(Figure data in JSON)
——————————
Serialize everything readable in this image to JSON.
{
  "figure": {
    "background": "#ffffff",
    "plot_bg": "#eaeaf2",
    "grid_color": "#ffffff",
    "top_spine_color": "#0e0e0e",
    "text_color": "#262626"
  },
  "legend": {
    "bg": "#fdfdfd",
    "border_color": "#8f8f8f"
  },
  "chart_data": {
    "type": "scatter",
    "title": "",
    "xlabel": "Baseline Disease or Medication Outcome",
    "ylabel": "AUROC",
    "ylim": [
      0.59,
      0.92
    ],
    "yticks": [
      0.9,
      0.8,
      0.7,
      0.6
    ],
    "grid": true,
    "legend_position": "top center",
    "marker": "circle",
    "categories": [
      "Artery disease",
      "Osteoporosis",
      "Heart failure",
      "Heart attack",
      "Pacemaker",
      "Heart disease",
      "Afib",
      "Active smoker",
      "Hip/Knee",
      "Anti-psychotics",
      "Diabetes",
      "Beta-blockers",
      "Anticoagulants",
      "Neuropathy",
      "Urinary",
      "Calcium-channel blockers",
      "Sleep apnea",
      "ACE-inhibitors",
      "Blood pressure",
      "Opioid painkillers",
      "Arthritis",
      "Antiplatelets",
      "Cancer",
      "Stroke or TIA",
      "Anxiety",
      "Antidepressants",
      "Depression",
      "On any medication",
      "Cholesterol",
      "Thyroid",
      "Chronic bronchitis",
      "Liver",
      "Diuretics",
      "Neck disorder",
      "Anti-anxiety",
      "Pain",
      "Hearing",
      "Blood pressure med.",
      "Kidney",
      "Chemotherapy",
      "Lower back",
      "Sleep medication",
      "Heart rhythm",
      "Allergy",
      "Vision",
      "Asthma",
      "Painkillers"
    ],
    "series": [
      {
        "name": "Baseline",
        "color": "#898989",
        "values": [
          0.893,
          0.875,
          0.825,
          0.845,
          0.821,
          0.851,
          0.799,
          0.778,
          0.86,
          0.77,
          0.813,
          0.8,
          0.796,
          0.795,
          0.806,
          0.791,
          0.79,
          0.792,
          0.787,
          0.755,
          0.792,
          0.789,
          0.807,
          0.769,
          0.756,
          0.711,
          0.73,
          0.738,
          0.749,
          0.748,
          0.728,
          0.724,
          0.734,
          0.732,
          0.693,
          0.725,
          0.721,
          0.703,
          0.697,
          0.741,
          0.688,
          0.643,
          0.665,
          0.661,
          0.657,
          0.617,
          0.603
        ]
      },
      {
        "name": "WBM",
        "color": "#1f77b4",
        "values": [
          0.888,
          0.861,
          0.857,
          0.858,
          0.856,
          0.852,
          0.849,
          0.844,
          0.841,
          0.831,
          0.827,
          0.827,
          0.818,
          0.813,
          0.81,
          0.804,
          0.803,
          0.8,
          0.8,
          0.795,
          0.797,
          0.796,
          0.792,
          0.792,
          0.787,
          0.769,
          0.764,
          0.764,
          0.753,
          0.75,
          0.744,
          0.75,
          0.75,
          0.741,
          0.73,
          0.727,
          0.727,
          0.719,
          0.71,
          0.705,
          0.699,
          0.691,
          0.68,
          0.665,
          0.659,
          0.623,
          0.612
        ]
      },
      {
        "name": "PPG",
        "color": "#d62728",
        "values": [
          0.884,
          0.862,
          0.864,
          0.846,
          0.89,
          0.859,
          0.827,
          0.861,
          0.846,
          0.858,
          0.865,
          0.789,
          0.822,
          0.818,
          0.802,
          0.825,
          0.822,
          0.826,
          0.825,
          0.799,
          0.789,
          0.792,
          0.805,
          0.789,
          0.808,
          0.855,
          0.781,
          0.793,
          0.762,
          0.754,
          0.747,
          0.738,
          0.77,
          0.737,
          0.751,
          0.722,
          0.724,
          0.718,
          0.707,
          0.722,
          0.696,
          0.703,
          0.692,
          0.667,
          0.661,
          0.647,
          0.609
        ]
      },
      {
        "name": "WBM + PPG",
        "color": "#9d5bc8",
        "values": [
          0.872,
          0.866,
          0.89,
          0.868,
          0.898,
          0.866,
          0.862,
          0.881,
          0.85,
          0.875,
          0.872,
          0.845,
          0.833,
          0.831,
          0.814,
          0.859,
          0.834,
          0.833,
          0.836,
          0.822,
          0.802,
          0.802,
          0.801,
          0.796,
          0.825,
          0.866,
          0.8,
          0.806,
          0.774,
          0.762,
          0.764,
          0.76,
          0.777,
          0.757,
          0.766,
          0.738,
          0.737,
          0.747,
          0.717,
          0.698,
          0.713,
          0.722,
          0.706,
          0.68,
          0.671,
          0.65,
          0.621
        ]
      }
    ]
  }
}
——————————
WHAT NEEDS TO BE DONE:
Write an exact transcription of every entry above.

ANSWER TO THE TASK:
Serialize everything readable in this image to JSON.
{
  "figure": {
    "background": "#ffffff",
    "plot_bg": "#eaeaf2",
    "grid_color": "#ffffff",
    "top_spine_color": "#0e0e0e",
    "text_color": "#262626"
  },
  "legend": {
    "bg": "#fdfdfd",
    "border_color": "#8f8f8f"
  },
  "chart_data": {
    "type": "scatter",
    "title": "",
    "xlabel": "Baseline Disease or Medication Outcome",
    "ylabel": "AUROC",
    "ylim": [
      0.59,
      0.92
    ],
    "yticks": [
      0.9,
      0.8,
      0.7,
      0.6
    ],
    "grid": true,
    "legend_position": "top center",
    "marker": "circle",
    "categories": [
      "Artery disease",
      "Osteoporosis",
      "Heart failure",
      "Heart attack",
      "Pacemaker",
      "Heart disease",
      "Afib",
      "Active smoker",
      "Hip/Knee",
      "Anti-psychotics",
      "Diabetes",
      "Beta-blockers",
      "Anticoagulants",
      "Neuropathy",
      "Urinary",
      "Calcium-channel blockers",
      "Sleep apnea",
      "ACE-inhibitors",
      "Blood pressure",
      "Opioid painkillers",
      "Arthritis",
      "Antiplatelets",
      "Cancer",
      "Stroke or TIA",
      "Anxiety",
      "Antidepressants",
      "Depression",
      "On any medication",
      "Cholesterol",
      "Thyroid",
      "Chronic bronchitis",
      "Liver",
      "Diuretics",
      "Neck disorder",
      "Anti-anxiety",
      "Pain",
      "Hearing",
      "Blood pressure med.",
      "Kidney",
      "Chemotherapy",
      "Lower back",
      "Sleep medication",
      "Heart rhythm",
      "Allergy",
      "Vision",
      "Asthma",
      "Painkillers"
    ],
    "series": [
      {
        "name": "Baseline",
        "color": "#898989",
        "values": [
          0.893,
          0.875,
          0.825,
          0.845,
          0.821,
          0.851,
          0.799,
          0.778,
          0.86,
          0.77,
          0.813,
          0.8,
          0.796,
          0.795,
          0.806,
          0.791,
          0.79,
          0.792,
          0.787,
          0.755,
          0.792,
          0.789,
          0.807,
          0.769,
          0.756,
          0.711,
          0.73,
          0.738,
          0.749,
          0.748,
          0.728,
          0.724,
          0.734,
          0.732,
          0.693,
          0.725,
          0.721,
          0.703,
          0.697,
          0.741,
          0.688,
          0.643,
          0.665,
          0.661,
          0.657,
          0.617,
          0.603
        ]
      },
      {
        "name": "WBM",
        "color": "#1f77b4",
        "values": [
          0.888,
          0.861,
          0.857,
          0.858,
          0.856,
          0.852,
          0.849,
          0.844,
          0.841,
          0.831,
          0.827,
          0.827,
          0.818,
          0.813,
          0.81,
          0.804,
          0.803,
          0.8,
          0.8,
          0.795,
          0.797,
          0.796,
          0.792,
          0.792,
          0.787,
          0.769,
          0.764,
          0.764,
          0.753,
          0.75,
          0.744,
          0.75,
          0.75,
          0.741,
          0.73,
          0.727,
          0.727,
          0.719,
          0.71,
          0.705,
          0.699,
          0.691,
          0.68,
          0.665,
          0.659,
          0.623,
          0.612
        ]
      },
      {
        "name": "PPG",
        "color": "#d62728",
        "values": [
          0.884,
          0.862,
          0.864,
          0.846,
          0.89,
          0.859,
          0.827,
          0.861,
          0.846,
          0.858,
          0.865,
          0.789,
          0.822,
          0.818,
          0.802,
          0.825,
          0.822,
          0.826,
          0.825,
          0.799,
          0.789,
          0.792,
          0.805,
          0.789,
          0.808,
          0.855,
          0.781,
          0.793,
          0.762,
          0.754,
          0.747,
          0.738,
          0.77,
          0.737,
          0.751,
          0.722,
          0.724,
          0.718,
          0.707,
          0.722,
          0.696,
          0.703,
          0.692,
          0.667,
          0.661,
          0.647,
          0.609
        ]
      },
      {
        "name": "WBM + PPG",
        "color": "#9d5bc8",
        "values": [
          0.872,
          0.866,
          0.89,
          0.868,
          0.898,
          0.866,
          0.862,
          0.881,
          0.85,
          0.875,
          0.872,
          0.845,
          0.833,
          0.831,
          0.814,
          0.859,
          0.834,
          0.833,
          0.836,
          0.822,
          0.802,
          0.802,
          0.801,
          0.796,
          0.825,
          0.866,
          0.8,
          0.806,
          0.774,
          0.762,
          0.764,
          0.76,
          0.777,
          0.757,
          0.766,
          0.738,
          0.737,
          0.747,
          0.717,
          0.698,
          0.713,
          0.722,
          0.706,
          0.68,
          0.671,
          0.65,
          0.621
        ]
      }
    ]
  }
}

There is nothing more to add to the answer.